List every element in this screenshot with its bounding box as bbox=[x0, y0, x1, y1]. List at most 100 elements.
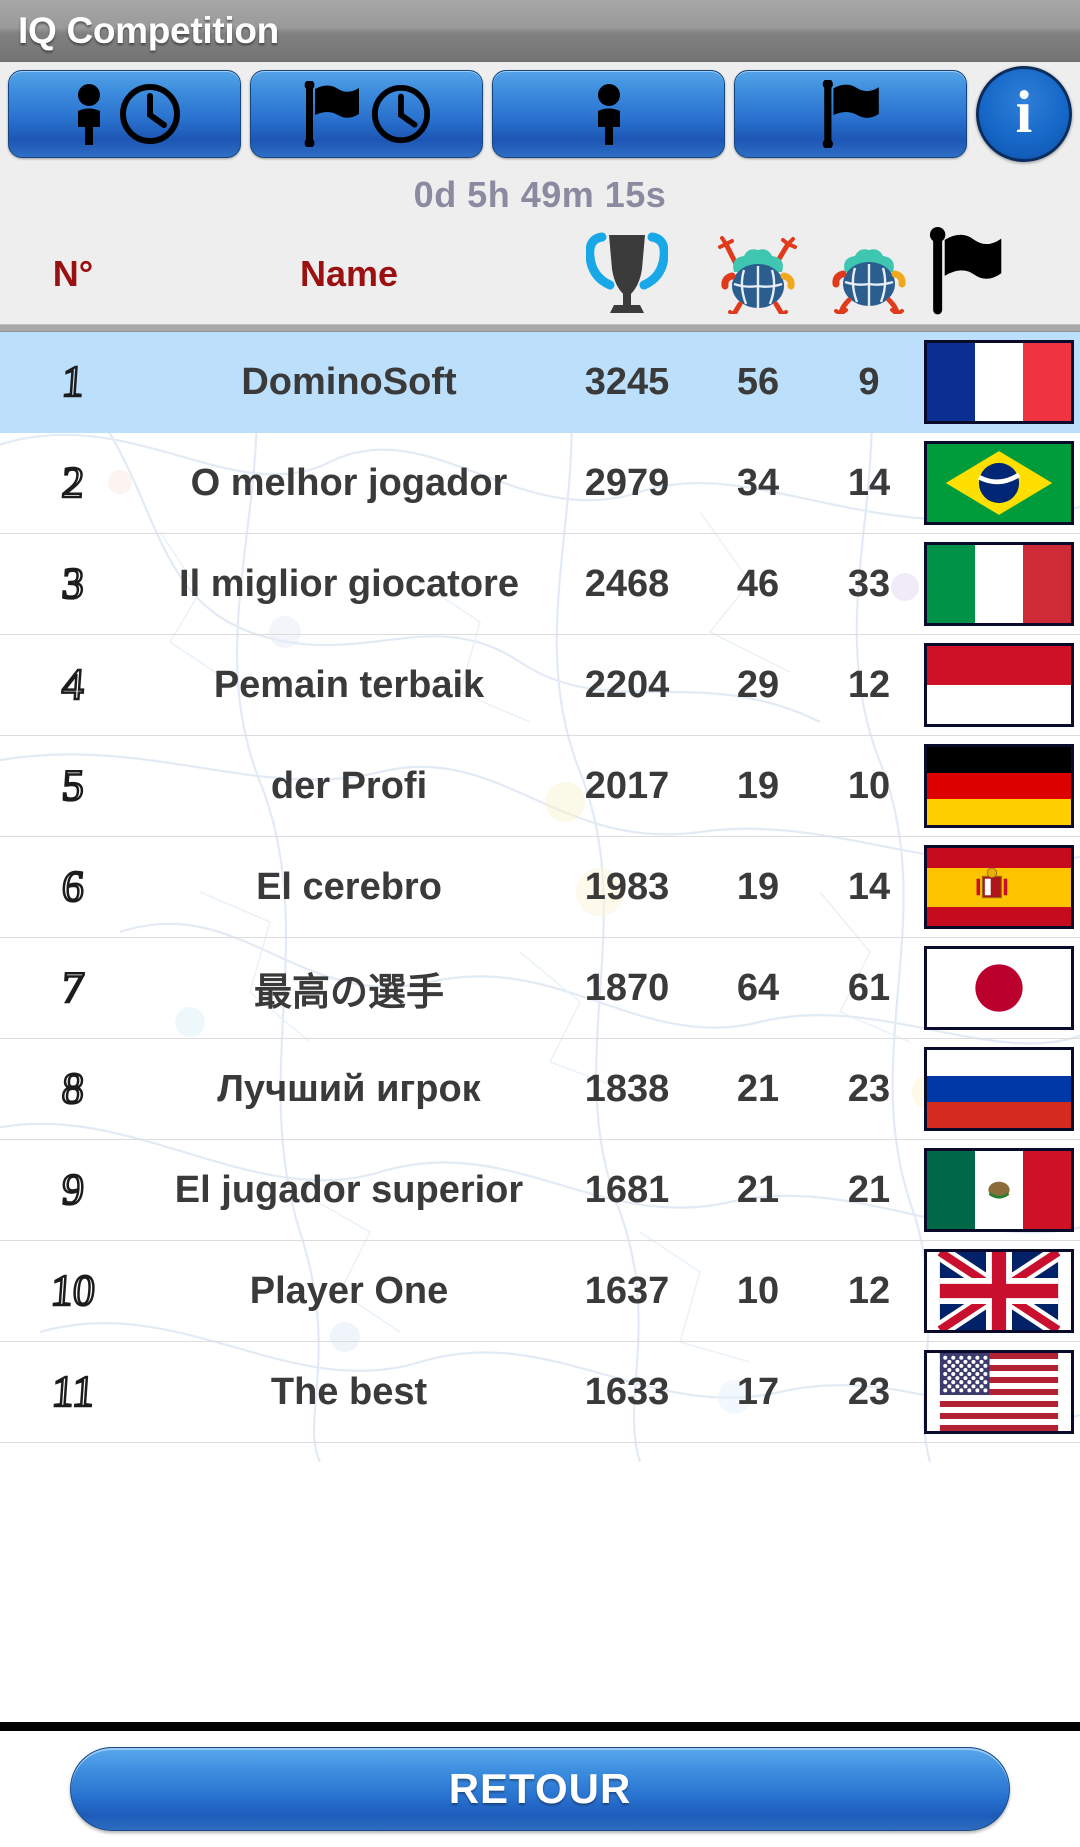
row-player-name: Лучший игрок bbox=[217, 1067, 481, 1110]
row-wins: 17 bbox=[736, 1370, 780, 1413]
toolbar: i bbox=[0, 62, 1080, 166]
row-wins: 19 bbox=[736, 865, 780, 908]
row-wins: 34 bbox=[736, 461, 780, 504]
row-wins: 21 bbox=[736, 1168, 780, 1211]
person-icon bbox=[588, 81, 630, 147]
person-icon bbox=[68, 83, 110, 145]
back-button-label: RETOUR bbox=[448, 1765, 632, 1812]
row-player-name: O melhor jogador bbox=[190, 461, 508, 504]
row-country-flag bbox=[924, 340, 1080, 424]
countdown-timer: 0d 5h 49m 15s bbox=[413, 174, 667, 215]
flag-mx-icon bbox=[924, 1148, 1074, 1232]
row-losses: 23 bbox=[847, 1370, 891, 1413]
info-button[interactable]: i bbox=[976, 66, 1072, 162]
row-losses: 10 bbox=[847, 764, 891, 807]
table-row[interactable]: 7 最高の選手 1870 64 61 bbox=[0, 938, 1080, 1039]
flag-it-icon bbox=[924, 542, 1074, 626]
row-losses: 14 bbox=[847, 461, 891, 504]
row-country-flag bbox=[924, 441, 1080, 525]
row-player-name: 最高の選手 bbox=[253, 971, 444, 1014]
row-score: 1870 bbox=[584, 966, 670, 1009]
table-row[interactable]: 10 Player One 1637 10 12 bbox=[0, 1241, 1080, 1342]
header-losses[interactable] bbox=[814, 230, 924, 319]
row-rank: 6 bbox=[59, 861, 87, 913]
row-wins: 64 bbox=[736, 966, 780, 1009]
row-score: 1838 bbox=[584, 1067, 670, 1110]
row-player-name: Pemain terbaik bbox=[213, 663, 485, 706]
header-country[interactable] bbox=[924, 226, 1080, 322]
table-row[interactable]: 8 Лучший игрок 1838 21 23 bbox=[0, 1039, 1080, 1140]
bottom-divider bbox=[0, 1722, 1080, 1731]
footer: RETOUR bbox=[0, 1731, 1080, 1847]
timer-bar: 0d 5h 49m 15s bbox=[0, 166, 1080, 224]
row-losses: 61 bbox=[847, 966, 891, 1009]
row-score: 2017 bbox=[584, 764, 670, 807]
flag-ru-icon bbox=[924, 1047, 1074, 1131]
row-rank: 10 bbox=[48, 1265, 98, 1317]
row-rank: 5 bbox=[59, 760, 87, 812]
table-row[interactable]: 11 The best 1633 17 23 bbox=[0, 1342, 1080, 1443]
leaderboard-table[interactable]: 1 DominoSoft 3245 56 9 2 O melhor jogador 2979 3… bbox=[0, 332, 1080, 1722]
flag-id-icon bbox=[924, 643, 1074, 727]
row-player-name: DominoSoft bbox=[241, 360, 457, 403]
table-row[interactable]: 9 El jugador superior 1681 21 21 bbox=[0, 1140, 1080, 1241]
row-losses: 9 bbox=[858, 360, 880, 403]
info-icon: i bbox=[1015, 79, 1033, 145]
flag-time-button[interactable] bbox=[250, 70, 483, 158]
row-wins: 21 bbox=[736, 1067, 780, 1110]
row-player-name: El jugador superior bbox=[174, 1168, 524, 1211]
row-losses: 23 bbox=[847, 1067, 891, 1110]
row-wins: 46 bbox=[736, 562, 780, 605]
player-time-button[interactable] bbox=[8, 70, 241, 158]
row-country-flag bbox=[924, 946, 1080, 1030]
row-wins: 29 bbox=[736, 663, 780, 706]
row-score: 2204 bbox=[584, 663, 670, 706]
row-country-flag bbox=[924, 643, 1080, 727]
row-country-flag bbox=[924, 845, 1080, 929]
row-wins: 10 bbox=[736, 1269, 780, 1312]
row-country-flag bbox=[924, 1148, 1080, 1232]
header-rank[interactable]: N° bbox=[0, 253, 146, 295]
flag-icon bbox=[820, 80, 882, 148]
table-row[interactable]: 2 O melhor jogador 2979 34 14 bbox=[0, 433, 1080, 534]
flag-gb-icon bbox=[924, 1249, 1074, 1333]
row-country-flag bbox=[924, 1249, 1080, 1333]
clock-icon bbox=[370, 83, 432, 145]
row-rank: 4 bbox=[59, 659, 87, 711]
header-score[interactable] bbox=[552, 229, 702, 320]
table-row[interactable]: 6 El cerebro 1983 19 14 bbox=[0, 837, 1080, 938]
flag-icon bbox=[924, 226, 1004, 322]
row-rank: 7 bbox=[59, 962, 87, 1014]
row-score: 2979 bbox=[584, 461, 670, 504]
row-losses: 14 bbox=[847, 865, 891, 908]
trophy-icon bbox=[585, 229, 669, 320]
table-row[interactable]: 1 DominoSoft 3245 56 9 bbox=[0, 332, 1080, 433]
table-row[interactable]: 4 Pemain terbaik 2204 29 12 bbox=[0, 635, 1080, 736]
row-rank: 2 bbox=[59, 457, 87, 509]
player-button[interactable] bbox=[492, 70, 725, 158]
flag-jp-icon bbox=[924, 946, 1074, 1030]
flag-es-icon bbox=[924, 845, 1074, 929]
row-score: 2468 bbox=[584, 562, 670, 605]
row-rank: 8 bbox=[59, 1063, 87, 1115]
table-row[interactable]: 3 Il miglior giocatore 2468 46 33 bbox=[0, 534, 1080, 635]
table-header-row: N° Name bbox=[0, 224, 1080, 324]
table-row[interactable]: 5 der Profi 2017 19 10 bbox=[0, 736, 1080, 837]
header-name[interactable]: Name bbox=[146, 253, 552, 295]
leaderboard-rows: 1 DominoSoft 3245 56 9 2 O melhor jogador 2979 3… bbox=[0, 332, 1080, 1544]
table-row-empty bbox=[0, 1443, 1080, 1544]
row-country-flag bbox=[924, 542, 1080, 626]
flag-button[interactable] bbox=[734, 70, 967, 158]
row-score: 1681 bbox=[584, 1168, 670, 1211]
row-losses: 12 bbox=[847, 1269, 891, 1312]
row-player-name: Il miglior giocatore bbox=[179, 562, 519, 605]
brain-arms-up-icon bbox=[718, 230, 798, 319]
flag-icon bbox=[302, 81, 362, 147]
header-wins[interactable] bbox=[702, 230, 814, 319]
row-country-flag bbox=[924, 1350, 1080, 1434]
row-losses: 33 bbox=[847, 562, 891, 605]
back-button[interactable]: RETOUR bbox=[70, 1747, 1010, 1831]
title-bar: IQ Competition bbox=[0, 0, 1080, 62]
row-player-name: Player One bbox=[249, 1269, 449, 1312]
row-player-name: The best bbox=[270, 1370, 428, 1413]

> [WORK TO BE COMPLETED]:
Copy out every line of the data from the one containing "row-player-name: Лучший игрок" down to the one containing "row-country-flag bbox=[924, 340, 1080, 424]", both included.

> [EXERCISE SOLUTION]:
row-player-name: Лучший игрок bbox=[217, 1067, 481, 1110]
row-wins: 17 bbox=[736, 1370, 780, 1413]
toolbar: i bbox=[0, 62, 1080, 166]
row-wins: 19 bbox=[736, 865, 780, 908]
row-wins: 34 bbox=[736, 461, 780, 504]
row-wins: 21 bbox=[736, 1168, 780, 1211]
person-icon bbox=[588, 81, 630, 147]
person-icon bbox=[68, 83, 110, 145]
back-button-label: RETOUR bbox=[448, 1765, 632, 1812]
row-player-name: O melhor jogador bbox=[190, 461, 508, 504]
row-country-flag bbox=[924, 340, 1080, 424]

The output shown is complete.